Requirements - Keep the pictures out of the copy and print all the entries below exactly.

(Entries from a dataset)
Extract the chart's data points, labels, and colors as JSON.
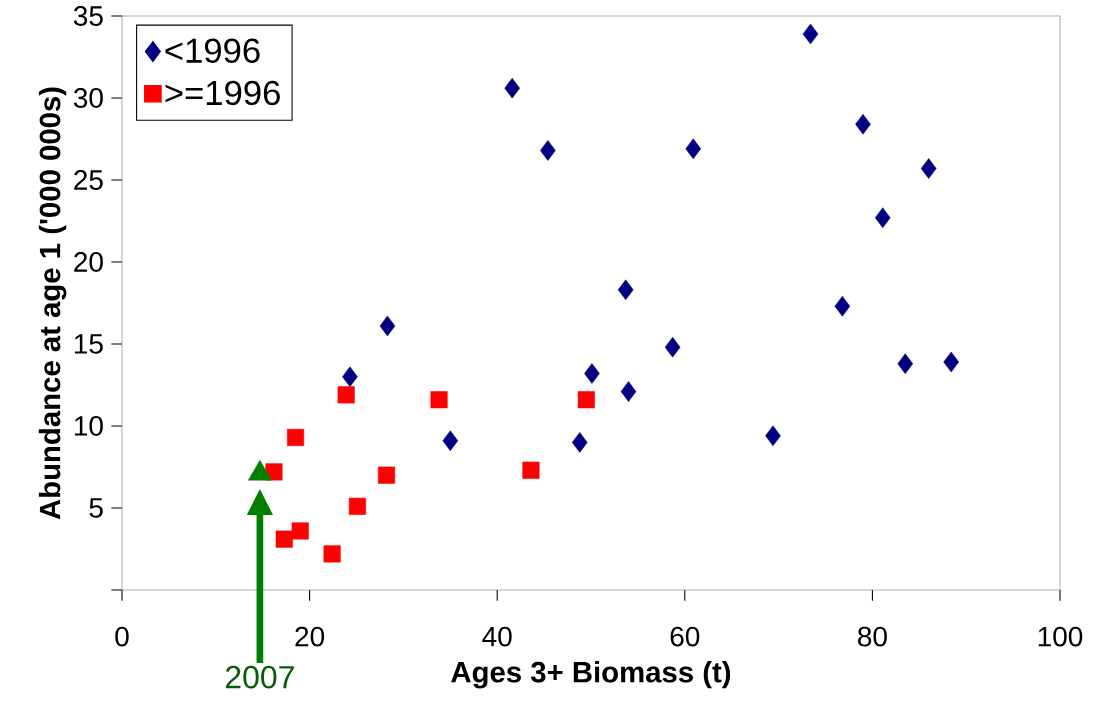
{
  "chart_data": {
    "type": "scatter",
    "xlabel": "Ages 3+ Biomass (t)",
    "ylabel": "Abundance at age 1 ('000 000s)",
    "xlim": [
      0,
      100
    ],
    "xticks": [
      0,
      20,
      40,
      60,
      80,
      100
    ],
    "ylim": [
      0,
      35
    ],
    "yticks": [
      {
        "value": 0,
        "label": null
      },
      5,
      10,
      15,
      20,
      25,
      30,
      35
    ],
    "grid": false,
    "legend": "top left",
    "series": [
      {
        "name": "<1996",
        "color": "#000080",
        "marker": "diamond",
        "x": [
          24.3,
          28.3,
          35.0,
          41.6,
          45.4,
          48.8,
          50.1,
          53.7,
          54.0,
          58.7,
          60.9,
          69.4,
          73.4,
          76.8,
          79.0,
          81.1,
          83.5,
          86.0,
          88.4
        ],
        "values": [
          13.0,
          16.1,
          9.1,
          30.6,
          26.8,
          9.0,
          13.2,
          18.3,
          12.1,
          14.8,
          26.9,
          9.4,
          33.9,
          17.3,
          28.4,
          22.7,
          13.8,
          25.7,
          13.9
        ]
      },
      {
        "name": ">=1996",
        "color": "#ff0000",
        "marker": "square",
        "x": [
          16.2,
          17.3,
          18.5,
          19.0,
          22.4,
          23.9,
          25.1,
          28.2,
          33.8,
          43.6,
          49.5
        ],
        "values": [
          7.2,
          3.1,
          9.3,
          3.6,
          2.2,
          11.9,
          5.1,
          7.0,
          11.6,
          7.3,
          11.6
        ]
      },
      {
        "color": "#008000",
        "marker": "triangle",
        "x": [
          14.7
        ],
        "values": [
          7.1
        ]
      }
    ],
    "annotations": [
      "2007"
    ]
  }
}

Written response -
Extract the chart's data points, labels, and colors as JSON.
{
  "chart_data": {
    "type": "scatter",
    "xlabel": "Ages 3+ Biomass (t)",
    "ylabel": "Abundance at age 1 ('000 000s)",
    "xlim": [
      0,
      100
    ],
    "xticks": [
      0,
      20,
      40,
      60,
      80,
      100
    ],
    "ylim": [
      0,
      35
    ],
    "yticks": [
      {
        "value": 0,
        "label": null
      },
      5,
      10,
      15,
      20,
      25,
      30,
      35
    ],
    "grid": false,
    "legend": "top left",
    "series": [
      {
        "name": "<1996",
        "color": "#000080",
        "marker": "diamond",
        "x": [
          24.3,
          28.3,
          35.0,
          41.6,
          45.4,
          48.8,
          50.1,
          53.7,
          54.0,
          58.7,
          60.9,
          69.4,
          73.4,
          76.8,
          79.0,
          81.1,
          83.5,
          86.0,
          88.4
        ],
        "values": [
          13.0,
          16.1,
          9.1,
          30.6,
          26.8,
          9.0,
          13.2,
          18.3,
          12.1,
          14.8,
          26.9,
          9.4,
          33.9,
          17.3,
          28.4,
          22.7,
          13.8,
          25.7,
          13.9
        ]
      },
      {
        "name": ">=1996",
        "color": "#ff0000",
        "marker": "square",
        "x": [
          16.2,
          17.3,
          18.5,
          19.0,
          22.4,
          23.9,
          25.1,
          28.2,
          33.8,
          43.6,
          49.5
        ],
        "values": [
          7.2,
          3.1,
          9.3,
          3.6,
          2.2,
          11.9,
          5.1,
          7.0,
          11.6,
          7.3,
          11.6
        ]
      },
      {
        "color": "#008000",
        "marker": "triangle",
        "x": [
          14.7
        ],
        "values": [
          7.1
        ]
      }
    ],
    "annotations": [
      "2007"
    ]
  }
}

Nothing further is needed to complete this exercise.